In the listing below, take only the lines from the one containing "series-line xyxy=(94,337,906,419)" through the one containing "legend-label: refinery and blender net inputs", and render them as a JSON list of strings with one string per line. Omit any blank lines.
- - - - - - -
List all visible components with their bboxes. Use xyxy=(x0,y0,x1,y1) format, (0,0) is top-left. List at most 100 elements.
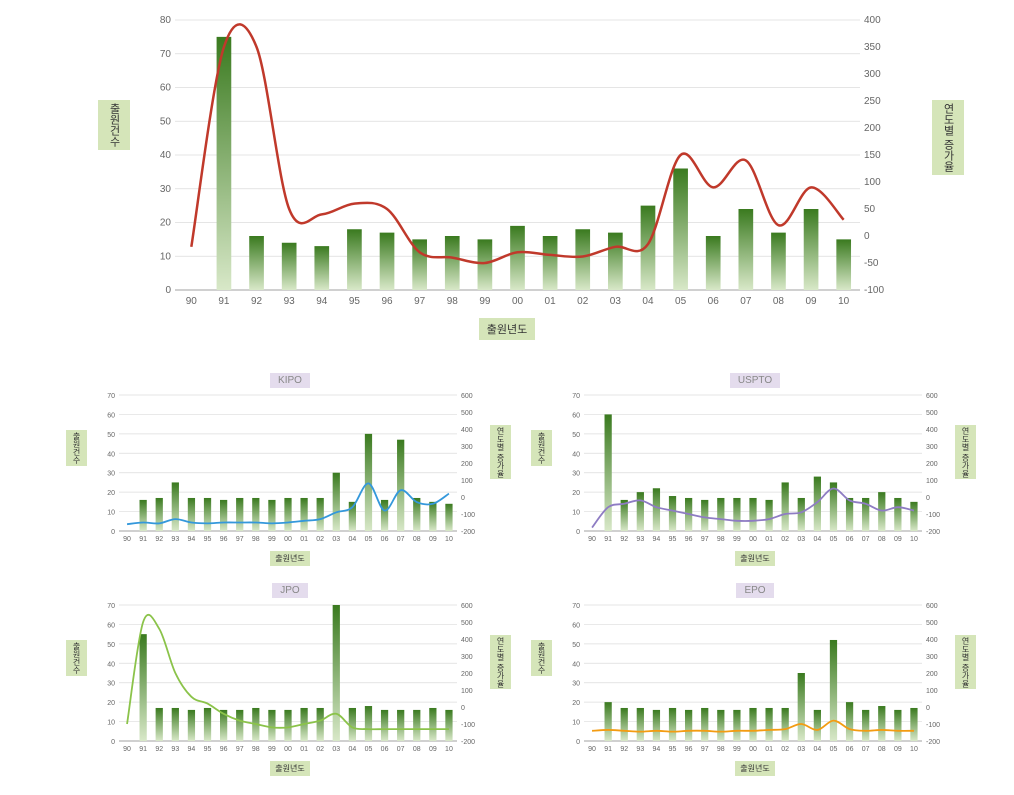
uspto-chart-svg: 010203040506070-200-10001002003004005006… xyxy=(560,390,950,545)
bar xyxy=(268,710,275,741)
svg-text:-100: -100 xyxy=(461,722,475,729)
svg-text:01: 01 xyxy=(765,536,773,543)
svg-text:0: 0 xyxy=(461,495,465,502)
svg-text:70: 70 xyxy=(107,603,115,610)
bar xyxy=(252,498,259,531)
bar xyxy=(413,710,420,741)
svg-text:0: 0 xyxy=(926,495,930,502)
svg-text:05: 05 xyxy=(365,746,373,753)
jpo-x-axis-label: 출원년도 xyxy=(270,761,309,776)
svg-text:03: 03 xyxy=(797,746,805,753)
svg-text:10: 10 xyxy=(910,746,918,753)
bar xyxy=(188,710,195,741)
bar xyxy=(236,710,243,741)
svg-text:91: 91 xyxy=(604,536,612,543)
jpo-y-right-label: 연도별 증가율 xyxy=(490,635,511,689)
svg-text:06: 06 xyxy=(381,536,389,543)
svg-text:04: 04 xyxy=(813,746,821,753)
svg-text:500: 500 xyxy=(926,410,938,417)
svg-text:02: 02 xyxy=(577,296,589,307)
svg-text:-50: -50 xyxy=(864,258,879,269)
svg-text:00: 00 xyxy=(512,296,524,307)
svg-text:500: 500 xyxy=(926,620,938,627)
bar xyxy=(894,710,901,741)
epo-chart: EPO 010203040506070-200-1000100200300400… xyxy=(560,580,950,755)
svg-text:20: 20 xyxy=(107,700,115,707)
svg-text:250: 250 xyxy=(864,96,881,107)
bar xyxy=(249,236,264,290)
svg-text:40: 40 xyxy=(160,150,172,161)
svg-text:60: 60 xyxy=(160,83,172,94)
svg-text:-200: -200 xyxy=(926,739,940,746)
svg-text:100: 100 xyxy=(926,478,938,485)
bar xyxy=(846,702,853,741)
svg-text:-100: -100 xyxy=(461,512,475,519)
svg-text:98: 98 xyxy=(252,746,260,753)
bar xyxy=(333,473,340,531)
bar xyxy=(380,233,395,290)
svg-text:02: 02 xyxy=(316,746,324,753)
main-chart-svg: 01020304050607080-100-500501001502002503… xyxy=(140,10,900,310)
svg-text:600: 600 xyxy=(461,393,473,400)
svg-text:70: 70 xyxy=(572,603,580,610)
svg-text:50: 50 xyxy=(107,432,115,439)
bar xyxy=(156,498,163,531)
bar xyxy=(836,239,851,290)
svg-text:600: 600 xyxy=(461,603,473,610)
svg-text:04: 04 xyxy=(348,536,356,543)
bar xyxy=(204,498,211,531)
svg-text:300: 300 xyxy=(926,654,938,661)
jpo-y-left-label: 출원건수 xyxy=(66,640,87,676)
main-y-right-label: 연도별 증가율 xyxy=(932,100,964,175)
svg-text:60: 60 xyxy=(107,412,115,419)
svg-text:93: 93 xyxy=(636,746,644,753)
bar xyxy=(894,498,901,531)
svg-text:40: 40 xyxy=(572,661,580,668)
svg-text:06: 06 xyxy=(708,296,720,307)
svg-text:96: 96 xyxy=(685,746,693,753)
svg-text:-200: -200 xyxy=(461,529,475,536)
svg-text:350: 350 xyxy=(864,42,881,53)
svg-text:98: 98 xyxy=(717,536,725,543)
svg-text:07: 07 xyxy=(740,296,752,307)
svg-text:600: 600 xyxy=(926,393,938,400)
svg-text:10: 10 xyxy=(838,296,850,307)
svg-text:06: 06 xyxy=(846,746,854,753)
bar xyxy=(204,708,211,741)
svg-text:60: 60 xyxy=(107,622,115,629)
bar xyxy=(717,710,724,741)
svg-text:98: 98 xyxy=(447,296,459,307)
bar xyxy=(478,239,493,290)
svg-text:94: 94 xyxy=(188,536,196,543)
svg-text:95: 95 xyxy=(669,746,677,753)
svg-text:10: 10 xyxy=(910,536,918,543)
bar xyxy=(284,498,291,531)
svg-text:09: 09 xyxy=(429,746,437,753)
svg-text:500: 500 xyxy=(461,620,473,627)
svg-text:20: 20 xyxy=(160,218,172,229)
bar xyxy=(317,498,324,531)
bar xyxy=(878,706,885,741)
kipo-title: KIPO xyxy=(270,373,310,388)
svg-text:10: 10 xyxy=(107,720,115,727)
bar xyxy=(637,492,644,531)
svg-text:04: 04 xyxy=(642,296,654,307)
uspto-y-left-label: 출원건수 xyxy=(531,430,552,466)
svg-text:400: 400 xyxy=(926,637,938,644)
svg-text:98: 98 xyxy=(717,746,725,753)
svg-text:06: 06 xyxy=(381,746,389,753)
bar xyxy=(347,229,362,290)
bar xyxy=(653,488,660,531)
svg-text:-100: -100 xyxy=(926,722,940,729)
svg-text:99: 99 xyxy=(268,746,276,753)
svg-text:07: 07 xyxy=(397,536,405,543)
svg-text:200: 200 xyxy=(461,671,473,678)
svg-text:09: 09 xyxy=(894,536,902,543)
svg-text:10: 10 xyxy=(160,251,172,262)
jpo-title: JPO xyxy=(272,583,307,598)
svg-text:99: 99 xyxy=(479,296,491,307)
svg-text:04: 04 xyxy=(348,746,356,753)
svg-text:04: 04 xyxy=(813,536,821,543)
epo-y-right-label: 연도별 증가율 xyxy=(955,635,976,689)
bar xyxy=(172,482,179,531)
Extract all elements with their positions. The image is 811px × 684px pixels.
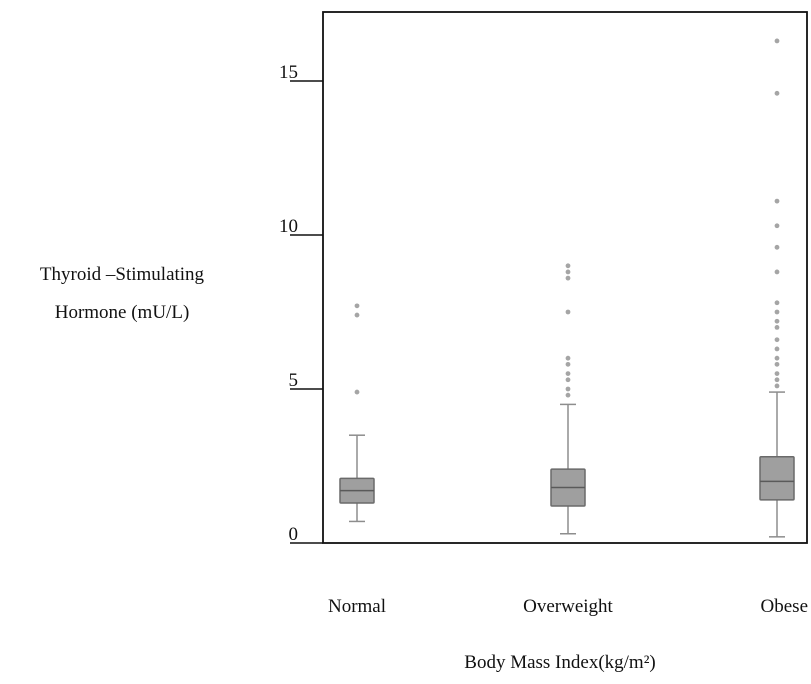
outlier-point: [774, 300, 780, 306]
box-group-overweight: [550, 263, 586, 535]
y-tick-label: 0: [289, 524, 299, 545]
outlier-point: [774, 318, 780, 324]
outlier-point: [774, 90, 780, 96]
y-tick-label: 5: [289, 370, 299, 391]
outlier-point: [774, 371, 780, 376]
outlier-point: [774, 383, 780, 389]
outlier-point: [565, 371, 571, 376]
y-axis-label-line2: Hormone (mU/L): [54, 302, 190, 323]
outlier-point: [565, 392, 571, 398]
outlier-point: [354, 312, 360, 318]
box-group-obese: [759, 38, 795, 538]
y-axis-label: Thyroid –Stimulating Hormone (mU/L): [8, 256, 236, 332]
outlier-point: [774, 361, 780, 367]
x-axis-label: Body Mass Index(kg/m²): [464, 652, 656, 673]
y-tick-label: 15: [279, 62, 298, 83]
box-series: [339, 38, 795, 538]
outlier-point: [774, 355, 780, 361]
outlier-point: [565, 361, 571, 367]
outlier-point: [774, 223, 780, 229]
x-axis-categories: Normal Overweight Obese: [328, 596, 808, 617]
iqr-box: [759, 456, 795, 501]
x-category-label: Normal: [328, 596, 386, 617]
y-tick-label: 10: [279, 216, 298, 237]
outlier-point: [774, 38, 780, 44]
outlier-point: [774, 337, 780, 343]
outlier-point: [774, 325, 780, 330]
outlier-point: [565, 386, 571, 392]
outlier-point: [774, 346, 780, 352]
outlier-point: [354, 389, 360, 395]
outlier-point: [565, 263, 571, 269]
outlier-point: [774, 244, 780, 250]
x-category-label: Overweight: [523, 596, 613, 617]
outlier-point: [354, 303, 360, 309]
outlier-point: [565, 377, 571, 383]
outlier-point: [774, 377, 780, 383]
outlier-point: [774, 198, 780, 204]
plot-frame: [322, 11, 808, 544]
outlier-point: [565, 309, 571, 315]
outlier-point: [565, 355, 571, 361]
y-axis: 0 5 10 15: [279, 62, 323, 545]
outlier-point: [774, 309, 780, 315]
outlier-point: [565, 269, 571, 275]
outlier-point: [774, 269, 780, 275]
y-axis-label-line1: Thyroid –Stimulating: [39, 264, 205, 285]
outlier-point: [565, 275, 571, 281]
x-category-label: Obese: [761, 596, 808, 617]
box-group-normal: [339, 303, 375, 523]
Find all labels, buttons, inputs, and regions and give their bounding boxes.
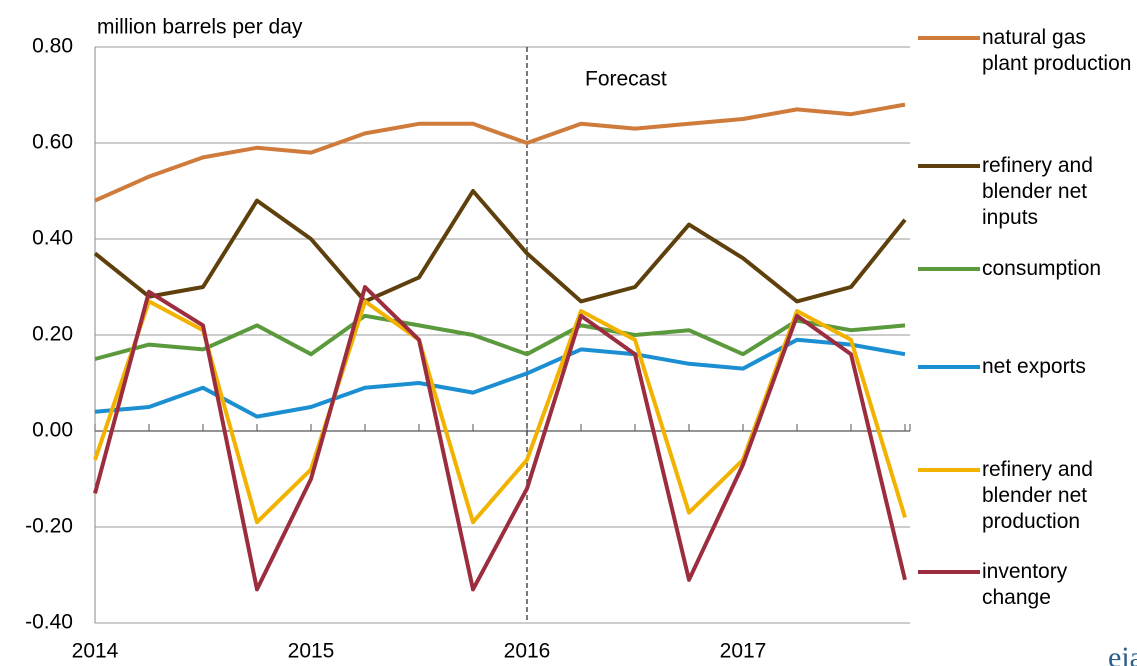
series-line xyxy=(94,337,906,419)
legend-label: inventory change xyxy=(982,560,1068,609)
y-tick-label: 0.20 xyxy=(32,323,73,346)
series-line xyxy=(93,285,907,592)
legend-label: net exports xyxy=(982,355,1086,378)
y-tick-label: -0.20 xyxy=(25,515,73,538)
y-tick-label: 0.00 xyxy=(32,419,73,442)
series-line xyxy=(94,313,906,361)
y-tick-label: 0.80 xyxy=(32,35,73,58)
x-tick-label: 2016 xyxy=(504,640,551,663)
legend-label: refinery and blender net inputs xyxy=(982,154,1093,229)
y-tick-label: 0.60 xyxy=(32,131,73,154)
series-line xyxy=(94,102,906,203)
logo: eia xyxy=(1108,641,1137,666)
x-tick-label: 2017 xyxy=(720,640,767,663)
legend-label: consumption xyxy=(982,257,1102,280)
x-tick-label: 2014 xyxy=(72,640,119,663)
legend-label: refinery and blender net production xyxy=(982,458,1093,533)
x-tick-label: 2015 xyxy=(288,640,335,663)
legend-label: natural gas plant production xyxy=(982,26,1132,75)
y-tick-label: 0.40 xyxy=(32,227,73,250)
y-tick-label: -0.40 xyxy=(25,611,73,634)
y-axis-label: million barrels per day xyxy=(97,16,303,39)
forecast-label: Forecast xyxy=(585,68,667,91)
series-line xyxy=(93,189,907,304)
- - - - - - -
▶ _Finished answer_:
[
  "series-line xyxy=(94,337,906,419)",
  "legend-label: inventory change xyxy=(982,560,1068,609)",
  "y-tick-label: 0.20 xyxy=(32,323,73,346)",
  "series-line xyxy=(93,285,907,592)",
  "legend-label: net exports xyxy=(982,355,1086,378)",
  "y-tick-label: -0.20 xyxy=(25,515,73,538)",
  "y-tick-label: 0.00 xyxy=(32,419,73,442)",
  "series-line xyxy=(94,313,906,361)",
  "y-tick-label: 0.80 xyxy=(32,35,73,58)",
  "x-tick-label: 2016 xyxy=(504,640,551,663)",
  "legend-label: refinery and blender net inputs xyxy=(982,154,1093,229)"
]